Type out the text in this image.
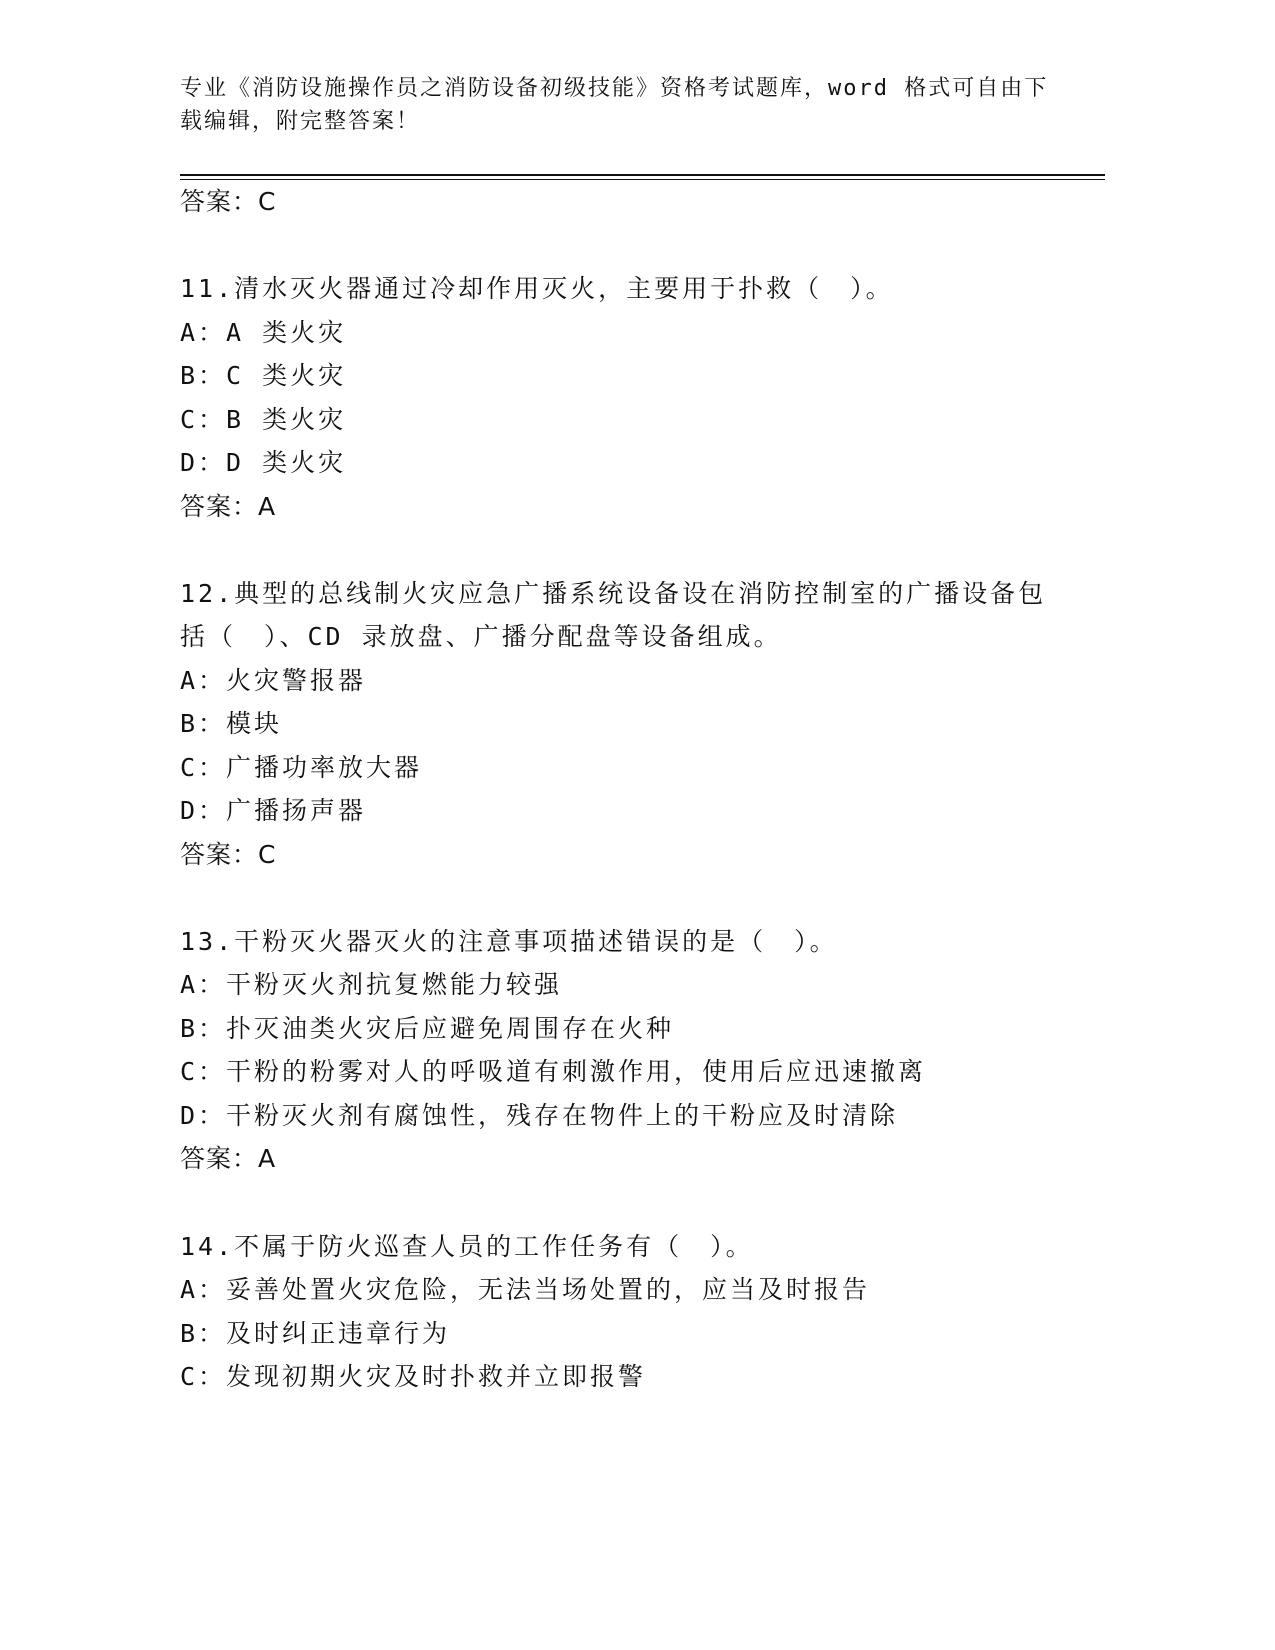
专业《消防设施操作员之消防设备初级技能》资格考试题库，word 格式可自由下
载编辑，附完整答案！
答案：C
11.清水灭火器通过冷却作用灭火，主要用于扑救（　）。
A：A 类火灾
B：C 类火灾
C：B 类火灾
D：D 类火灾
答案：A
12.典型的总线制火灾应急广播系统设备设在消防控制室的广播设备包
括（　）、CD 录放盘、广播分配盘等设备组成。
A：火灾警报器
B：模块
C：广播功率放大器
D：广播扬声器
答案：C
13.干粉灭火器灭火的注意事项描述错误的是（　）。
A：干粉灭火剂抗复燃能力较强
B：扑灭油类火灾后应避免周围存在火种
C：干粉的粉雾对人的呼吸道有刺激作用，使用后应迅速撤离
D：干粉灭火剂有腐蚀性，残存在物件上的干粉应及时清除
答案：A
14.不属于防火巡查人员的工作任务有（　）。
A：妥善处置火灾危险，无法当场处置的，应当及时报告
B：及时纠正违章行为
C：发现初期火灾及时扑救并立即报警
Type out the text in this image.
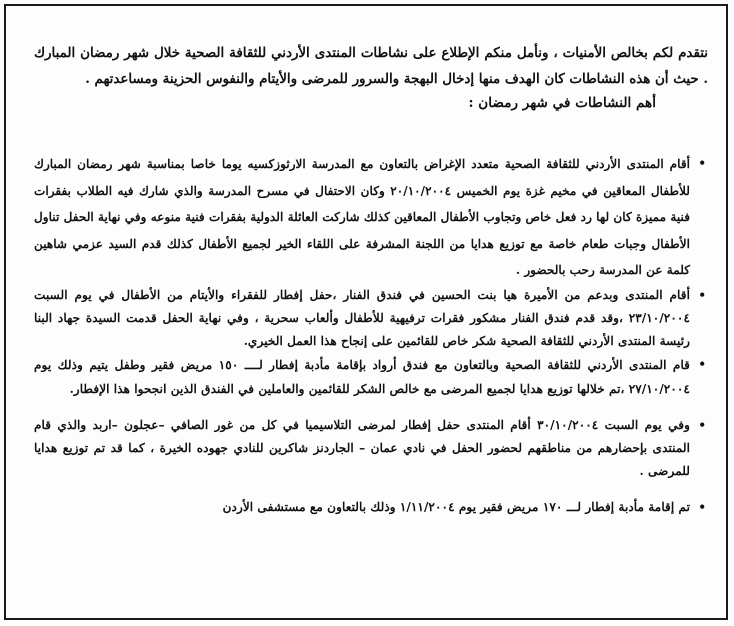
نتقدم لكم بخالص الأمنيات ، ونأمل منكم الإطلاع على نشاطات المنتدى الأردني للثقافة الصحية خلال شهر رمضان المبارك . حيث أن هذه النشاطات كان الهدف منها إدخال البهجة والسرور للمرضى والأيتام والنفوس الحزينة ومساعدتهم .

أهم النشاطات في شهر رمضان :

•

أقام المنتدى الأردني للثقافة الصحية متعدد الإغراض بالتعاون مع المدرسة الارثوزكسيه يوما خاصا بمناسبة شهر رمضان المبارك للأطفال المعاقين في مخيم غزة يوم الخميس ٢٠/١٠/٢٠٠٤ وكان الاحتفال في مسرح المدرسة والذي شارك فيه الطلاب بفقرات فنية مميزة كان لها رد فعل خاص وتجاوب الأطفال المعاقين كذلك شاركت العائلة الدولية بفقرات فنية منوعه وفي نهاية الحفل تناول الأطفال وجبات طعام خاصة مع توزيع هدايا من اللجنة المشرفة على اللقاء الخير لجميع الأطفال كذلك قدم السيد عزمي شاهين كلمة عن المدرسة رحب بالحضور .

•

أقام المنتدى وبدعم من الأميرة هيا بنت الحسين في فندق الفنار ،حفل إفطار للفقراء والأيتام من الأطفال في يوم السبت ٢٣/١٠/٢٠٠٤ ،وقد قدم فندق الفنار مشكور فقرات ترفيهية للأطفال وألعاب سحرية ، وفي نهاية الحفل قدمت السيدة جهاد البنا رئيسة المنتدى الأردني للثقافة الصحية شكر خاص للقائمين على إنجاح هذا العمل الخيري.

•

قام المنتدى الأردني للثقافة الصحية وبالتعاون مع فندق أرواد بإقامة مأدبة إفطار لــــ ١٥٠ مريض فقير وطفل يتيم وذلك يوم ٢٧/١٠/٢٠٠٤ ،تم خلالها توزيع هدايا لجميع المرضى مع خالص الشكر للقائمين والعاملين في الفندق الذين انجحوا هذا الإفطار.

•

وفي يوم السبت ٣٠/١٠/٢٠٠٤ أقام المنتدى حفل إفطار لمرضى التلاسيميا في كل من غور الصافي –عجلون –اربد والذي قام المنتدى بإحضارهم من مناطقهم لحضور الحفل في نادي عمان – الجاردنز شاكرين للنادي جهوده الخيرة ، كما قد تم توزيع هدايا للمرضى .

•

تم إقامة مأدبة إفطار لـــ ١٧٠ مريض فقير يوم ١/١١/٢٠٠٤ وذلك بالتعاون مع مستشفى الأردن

•••••

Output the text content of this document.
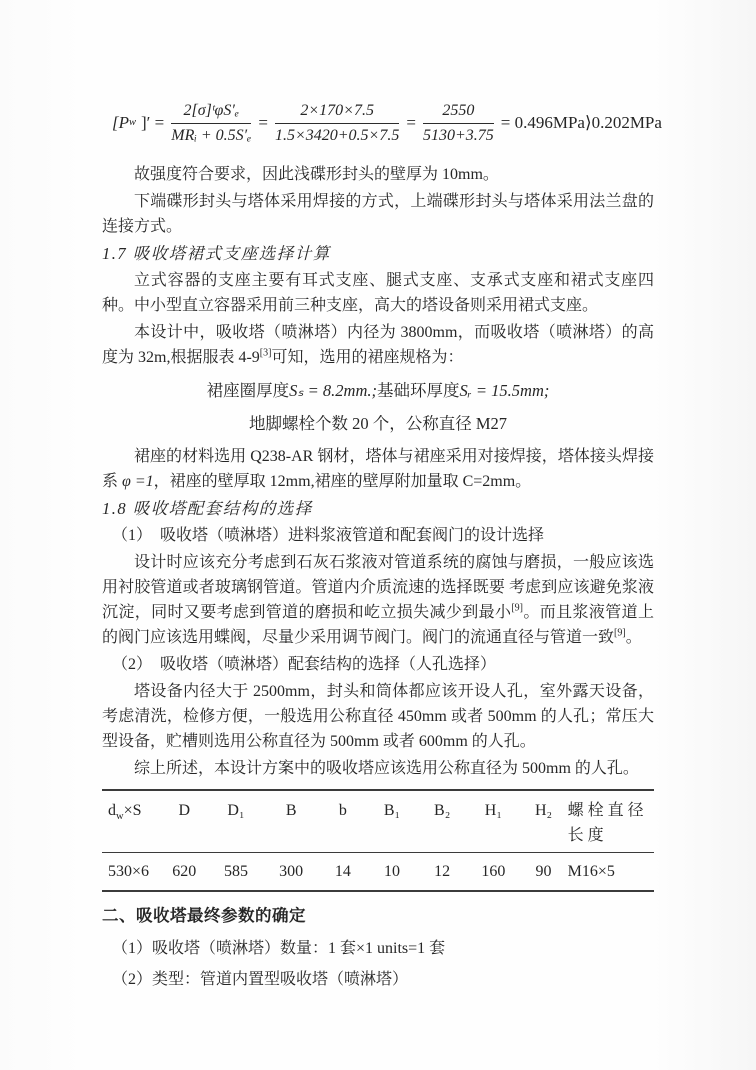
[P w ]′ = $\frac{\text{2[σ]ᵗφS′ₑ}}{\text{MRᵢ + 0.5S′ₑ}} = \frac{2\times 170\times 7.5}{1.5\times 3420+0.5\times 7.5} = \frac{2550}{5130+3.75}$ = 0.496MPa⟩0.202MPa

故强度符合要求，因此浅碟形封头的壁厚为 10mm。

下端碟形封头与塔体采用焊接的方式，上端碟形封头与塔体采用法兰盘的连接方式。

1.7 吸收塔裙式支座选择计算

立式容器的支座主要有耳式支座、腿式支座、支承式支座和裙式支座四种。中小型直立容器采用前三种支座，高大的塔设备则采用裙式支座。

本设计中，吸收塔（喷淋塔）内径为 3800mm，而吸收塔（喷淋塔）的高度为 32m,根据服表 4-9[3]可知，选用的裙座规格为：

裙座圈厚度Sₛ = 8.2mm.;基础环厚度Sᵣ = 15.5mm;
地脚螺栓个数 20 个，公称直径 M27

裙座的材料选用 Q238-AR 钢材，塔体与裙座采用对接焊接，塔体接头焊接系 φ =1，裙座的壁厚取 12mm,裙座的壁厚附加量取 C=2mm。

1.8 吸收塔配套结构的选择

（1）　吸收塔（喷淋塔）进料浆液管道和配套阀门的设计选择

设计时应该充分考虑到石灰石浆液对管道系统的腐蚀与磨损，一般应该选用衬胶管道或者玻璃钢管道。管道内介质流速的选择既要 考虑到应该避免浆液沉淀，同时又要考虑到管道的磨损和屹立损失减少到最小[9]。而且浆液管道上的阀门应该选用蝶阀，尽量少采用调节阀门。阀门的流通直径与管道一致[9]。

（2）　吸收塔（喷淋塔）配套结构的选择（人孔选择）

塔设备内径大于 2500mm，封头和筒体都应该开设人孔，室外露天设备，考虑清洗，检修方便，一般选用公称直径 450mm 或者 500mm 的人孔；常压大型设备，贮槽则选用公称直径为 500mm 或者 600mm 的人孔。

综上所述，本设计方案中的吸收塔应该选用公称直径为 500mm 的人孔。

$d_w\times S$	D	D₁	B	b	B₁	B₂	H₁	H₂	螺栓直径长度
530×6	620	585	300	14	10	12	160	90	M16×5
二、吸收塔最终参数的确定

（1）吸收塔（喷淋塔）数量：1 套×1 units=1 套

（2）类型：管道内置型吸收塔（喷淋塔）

•••••

_WORK INSTRUCTIONS_:
Filter the records, keeping only lines that contain "وذلك", and show those lines.

_OUTPUT FOR THIS TASK_:
قام المنتدى الأردني للثقافة الصحية وبالتعاون مع فندق أرواد بإقامة مأدبة إفطار لــــ ١٥٠ مريض فقير وطفل يتيم وذلك يوم ٢٧/١٠/٢٠٠٤ ،تم خلالها توزيع هدايا لجميع المرضى مع خالص الشكر للقائمين والعاملين في الفندق الذين انجحوا هذا الإفطار.
تم إقامة مأدبة إفطار لـــ ١٧٠ مريض فقير يوم ١/١١/٢٠٠٤ وذلك بالتعاون مع مستشفى الأردن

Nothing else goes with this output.